Exercise prompt: In the data below, locate each line with the word "Privacy" and list it.

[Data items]
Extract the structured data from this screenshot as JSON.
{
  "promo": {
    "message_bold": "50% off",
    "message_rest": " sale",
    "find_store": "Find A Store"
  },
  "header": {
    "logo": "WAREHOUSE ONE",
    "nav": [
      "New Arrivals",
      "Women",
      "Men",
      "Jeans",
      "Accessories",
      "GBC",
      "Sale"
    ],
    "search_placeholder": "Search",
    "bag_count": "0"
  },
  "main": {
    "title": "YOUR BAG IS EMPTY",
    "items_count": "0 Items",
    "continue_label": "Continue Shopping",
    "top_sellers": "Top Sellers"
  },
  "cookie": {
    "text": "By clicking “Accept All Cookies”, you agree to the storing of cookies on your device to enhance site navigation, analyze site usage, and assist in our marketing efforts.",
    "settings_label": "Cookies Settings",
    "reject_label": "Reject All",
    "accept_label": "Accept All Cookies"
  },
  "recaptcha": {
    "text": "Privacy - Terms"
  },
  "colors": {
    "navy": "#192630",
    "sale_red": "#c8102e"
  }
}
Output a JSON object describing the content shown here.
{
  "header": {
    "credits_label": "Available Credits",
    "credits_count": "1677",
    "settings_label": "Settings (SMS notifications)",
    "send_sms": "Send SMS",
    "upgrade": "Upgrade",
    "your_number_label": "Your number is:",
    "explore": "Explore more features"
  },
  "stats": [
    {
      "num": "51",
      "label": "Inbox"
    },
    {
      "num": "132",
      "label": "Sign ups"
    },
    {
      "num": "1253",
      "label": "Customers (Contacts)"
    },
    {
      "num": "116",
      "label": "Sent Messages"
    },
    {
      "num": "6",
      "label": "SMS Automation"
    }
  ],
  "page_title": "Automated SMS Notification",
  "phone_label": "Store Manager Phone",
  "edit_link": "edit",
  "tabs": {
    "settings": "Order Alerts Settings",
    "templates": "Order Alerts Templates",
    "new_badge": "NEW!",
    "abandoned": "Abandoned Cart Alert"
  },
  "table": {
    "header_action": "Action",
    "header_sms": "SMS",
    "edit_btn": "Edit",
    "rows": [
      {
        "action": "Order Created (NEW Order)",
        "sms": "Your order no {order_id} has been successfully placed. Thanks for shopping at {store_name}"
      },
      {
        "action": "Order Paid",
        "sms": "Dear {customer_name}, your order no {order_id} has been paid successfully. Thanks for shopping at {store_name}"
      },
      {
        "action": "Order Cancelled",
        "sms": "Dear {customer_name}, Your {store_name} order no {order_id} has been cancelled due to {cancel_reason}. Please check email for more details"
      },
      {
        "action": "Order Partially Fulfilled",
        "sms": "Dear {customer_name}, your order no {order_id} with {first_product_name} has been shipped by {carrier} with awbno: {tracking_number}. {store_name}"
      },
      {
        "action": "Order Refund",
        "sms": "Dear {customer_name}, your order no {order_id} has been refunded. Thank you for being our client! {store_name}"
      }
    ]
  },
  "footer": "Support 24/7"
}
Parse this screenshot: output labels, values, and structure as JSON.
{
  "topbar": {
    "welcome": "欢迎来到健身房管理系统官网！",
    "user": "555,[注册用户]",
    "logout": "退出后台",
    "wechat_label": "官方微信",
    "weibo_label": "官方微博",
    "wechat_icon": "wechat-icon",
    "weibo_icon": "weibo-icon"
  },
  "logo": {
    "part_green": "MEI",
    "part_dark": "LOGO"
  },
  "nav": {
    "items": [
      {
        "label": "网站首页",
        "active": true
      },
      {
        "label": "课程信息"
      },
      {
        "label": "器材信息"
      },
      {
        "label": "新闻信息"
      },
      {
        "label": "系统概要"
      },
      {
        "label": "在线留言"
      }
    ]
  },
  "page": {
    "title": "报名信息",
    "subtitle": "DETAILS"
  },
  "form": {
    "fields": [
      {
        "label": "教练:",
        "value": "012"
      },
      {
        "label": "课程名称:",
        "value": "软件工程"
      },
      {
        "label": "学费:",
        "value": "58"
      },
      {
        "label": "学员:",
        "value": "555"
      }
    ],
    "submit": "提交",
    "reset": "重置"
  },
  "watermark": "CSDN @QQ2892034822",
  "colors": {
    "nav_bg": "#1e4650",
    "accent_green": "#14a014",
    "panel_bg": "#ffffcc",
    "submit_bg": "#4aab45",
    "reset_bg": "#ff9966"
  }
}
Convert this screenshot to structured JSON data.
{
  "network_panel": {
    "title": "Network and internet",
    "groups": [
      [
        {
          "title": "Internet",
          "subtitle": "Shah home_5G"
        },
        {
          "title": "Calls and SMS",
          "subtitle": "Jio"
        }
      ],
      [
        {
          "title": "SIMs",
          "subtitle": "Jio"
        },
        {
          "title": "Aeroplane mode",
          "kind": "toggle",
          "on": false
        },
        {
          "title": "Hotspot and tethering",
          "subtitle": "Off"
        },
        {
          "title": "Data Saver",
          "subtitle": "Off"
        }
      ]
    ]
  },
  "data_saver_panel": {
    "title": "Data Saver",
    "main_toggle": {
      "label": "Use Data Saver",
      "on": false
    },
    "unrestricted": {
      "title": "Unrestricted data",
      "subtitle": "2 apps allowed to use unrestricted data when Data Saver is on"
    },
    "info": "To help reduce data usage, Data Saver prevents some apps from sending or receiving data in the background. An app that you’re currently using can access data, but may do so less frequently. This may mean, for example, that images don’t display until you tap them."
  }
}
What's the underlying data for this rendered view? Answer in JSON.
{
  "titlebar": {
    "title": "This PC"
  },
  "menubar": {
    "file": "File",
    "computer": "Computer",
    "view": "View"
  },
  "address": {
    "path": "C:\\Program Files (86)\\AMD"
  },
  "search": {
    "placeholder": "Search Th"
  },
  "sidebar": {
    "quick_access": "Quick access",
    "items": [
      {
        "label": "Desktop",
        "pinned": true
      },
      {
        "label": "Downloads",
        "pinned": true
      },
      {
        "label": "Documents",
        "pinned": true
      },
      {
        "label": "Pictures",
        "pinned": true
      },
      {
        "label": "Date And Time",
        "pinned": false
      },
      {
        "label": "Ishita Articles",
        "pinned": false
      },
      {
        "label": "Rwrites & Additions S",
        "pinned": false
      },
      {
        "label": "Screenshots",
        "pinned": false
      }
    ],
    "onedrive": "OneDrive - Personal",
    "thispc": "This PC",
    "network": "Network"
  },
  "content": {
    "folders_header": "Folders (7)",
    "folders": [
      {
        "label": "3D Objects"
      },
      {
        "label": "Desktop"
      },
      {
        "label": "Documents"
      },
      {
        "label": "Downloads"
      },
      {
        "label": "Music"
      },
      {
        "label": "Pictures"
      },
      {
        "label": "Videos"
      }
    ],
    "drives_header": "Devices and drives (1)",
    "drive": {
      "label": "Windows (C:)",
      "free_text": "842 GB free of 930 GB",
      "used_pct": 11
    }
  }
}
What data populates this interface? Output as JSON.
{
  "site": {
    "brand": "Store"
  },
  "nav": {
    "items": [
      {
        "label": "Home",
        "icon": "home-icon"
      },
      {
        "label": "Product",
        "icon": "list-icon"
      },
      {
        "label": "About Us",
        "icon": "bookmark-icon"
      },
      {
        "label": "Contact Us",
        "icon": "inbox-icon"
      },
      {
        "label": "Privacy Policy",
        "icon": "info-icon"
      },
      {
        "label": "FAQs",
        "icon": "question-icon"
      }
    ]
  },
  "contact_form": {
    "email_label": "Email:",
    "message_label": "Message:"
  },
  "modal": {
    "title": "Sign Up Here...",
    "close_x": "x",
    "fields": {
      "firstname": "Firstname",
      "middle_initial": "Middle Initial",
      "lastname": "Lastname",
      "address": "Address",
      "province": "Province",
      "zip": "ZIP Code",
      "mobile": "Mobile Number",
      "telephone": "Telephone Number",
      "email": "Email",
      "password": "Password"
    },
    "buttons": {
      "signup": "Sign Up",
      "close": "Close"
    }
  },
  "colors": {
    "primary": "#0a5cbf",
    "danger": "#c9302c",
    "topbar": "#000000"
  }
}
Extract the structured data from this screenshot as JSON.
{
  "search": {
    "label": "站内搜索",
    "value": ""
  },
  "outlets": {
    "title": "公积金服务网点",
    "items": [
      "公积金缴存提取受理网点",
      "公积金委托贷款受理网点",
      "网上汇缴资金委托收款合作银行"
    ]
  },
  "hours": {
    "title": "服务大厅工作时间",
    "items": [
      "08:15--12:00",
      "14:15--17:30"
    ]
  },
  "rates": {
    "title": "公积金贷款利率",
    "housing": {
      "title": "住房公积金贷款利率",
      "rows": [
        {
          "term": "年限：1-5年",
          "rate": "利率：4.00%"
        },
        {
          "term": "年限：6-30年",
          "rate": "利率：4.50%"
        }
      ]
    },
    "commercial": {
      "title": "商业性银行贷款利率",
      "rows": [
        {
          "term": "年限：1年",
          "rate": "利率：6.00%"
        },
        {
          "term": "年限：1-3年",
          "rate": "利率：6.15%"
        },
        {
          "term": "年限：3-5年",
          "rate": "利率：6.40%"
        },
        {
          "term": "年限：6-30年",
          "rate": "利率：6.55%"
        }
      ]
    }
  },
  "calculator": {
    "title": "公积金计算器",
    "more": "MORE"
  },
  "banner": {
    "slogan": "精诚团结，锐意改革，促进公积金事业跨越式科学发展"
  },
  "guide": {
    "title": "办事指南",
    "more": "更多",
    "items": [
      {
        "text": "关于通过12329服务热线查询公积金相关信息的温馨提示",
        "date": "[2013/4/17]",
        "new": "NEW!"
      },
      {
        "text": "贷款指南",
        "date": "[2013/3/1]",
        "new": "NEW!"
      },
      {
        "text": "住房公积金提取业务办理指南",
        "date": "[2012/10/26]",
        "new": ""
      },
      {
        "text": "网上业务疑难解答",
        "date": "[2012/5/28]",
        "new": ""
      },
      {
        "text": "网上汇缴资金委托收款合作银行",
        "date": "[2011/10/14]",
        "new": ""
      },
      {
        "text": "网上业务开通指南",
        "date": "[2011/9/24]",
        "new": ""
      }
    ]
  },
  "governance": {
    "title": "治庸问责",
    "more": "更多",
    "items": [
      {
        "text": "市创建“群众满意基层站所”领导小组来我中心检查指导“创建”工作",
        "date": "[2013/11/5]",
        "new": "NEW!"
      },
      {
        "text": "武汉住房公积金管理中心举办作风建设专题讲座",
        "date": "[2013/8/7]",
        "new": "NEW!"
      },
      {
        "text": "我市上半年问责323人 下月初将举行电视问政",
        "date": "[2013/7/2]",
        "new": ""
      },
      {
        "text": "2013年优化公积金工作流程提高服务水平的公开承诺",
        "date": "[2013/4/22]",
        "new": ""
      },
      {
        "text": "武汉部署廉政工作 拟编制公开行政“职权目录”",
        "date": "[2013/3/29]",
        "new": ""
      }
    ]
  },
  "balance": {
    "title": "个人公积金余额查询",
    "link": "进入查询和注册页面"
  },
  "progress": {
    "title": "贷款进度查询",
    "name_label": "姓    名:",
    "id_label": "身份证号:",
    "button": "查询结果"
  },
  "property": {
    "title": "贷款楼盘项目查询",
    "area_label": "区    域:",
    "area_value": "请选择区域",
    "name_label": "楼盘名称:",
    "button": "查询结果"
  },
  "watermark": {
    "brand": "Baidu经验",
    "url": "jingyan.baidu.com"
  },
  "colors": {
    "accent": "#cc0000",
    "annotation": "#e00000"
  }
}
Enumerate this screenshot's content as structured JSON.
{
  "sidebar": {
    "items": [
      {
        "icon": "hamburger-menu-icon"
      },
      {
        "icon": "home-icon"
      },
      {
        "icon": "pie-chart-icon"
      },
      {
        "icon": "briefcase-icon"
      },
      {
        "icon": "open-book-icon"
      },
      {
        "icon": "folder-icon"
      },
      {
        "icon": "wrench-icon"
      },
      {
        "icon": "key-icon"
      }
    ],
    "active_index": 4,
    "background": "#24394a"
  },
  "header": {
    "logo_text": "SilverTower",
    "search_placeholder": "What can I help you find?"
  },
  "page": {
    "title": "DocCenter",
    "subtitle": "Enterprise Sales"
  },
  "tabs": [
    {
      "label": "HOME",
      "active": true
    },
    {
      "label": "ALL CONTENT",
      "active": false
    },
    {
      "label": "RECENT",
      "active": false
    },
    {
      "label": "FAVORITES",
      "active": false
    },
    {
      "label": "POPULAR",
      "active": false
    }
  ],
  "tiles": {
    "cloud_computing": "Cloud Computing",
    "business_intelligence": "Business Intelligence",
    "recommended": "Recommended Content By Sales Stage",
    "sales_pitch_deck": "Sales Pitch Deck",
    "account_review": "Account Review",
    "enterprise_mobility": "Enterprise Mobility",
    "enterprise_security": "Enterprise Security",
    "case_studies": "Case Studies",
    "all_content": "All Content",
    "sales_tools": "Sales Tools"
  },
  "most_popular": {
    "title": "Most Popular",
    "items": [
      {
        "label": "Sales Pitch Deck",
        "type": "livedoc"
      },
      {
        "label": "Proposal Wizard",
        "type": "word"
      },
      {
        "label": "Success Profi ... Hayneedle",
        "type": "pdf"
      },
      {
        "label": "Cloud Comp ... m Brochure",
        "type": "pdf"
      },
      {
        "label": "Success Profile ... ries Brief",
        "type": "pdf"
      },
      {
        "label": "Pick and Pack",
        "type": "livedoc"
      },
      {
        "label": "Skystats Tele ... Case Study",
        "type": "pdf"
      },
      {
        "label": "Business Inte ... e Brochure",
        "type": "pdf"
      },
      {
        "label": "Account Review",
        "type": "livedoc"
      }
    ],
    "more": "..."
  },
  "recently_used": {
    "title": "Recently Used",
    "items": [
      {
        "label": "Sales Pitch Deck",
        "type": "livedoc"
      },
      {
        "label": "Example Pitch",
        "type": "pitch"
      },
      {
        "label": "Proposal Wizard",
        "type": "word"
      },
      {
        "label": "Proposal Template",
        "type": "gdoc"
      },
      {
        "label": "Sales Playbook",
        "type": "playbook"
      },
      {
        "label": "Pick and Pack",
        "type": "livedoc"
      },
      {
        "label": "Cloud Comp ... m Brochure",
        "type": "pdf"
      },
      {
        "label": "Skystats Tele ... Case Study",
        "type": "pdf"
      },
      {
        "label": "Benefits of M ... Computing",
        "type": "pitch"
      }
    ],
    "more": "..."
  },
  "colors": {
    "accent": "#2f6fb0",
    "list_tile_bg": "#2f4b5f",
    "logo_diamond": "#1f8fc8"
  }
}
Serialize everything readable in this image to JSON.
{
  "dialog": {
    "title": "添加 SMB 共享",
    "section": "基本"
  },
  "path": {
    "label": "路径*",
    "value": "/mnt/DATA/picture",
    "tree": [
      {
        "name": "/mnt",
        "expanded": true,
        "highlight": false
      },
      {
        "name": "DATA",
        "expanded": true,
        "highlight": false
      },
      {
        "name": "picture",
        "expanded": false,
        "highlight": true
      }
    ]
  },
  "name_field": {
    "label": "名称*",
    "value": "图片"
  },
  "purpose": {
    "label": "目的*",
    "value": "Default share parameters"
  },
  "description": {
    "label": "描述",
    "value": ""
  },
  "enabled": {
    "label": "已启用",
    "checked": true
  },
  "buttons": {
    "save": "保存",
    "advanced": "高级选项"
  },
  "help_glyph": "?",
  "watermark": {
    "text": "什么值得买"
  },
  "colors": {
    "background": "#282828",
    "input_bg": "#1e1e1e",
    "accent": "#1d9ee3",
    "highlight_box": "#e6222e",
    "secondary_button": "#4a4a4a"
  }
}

Correct output:
    "text": "Privacy - Terms"
        "label": "Privacy Policy",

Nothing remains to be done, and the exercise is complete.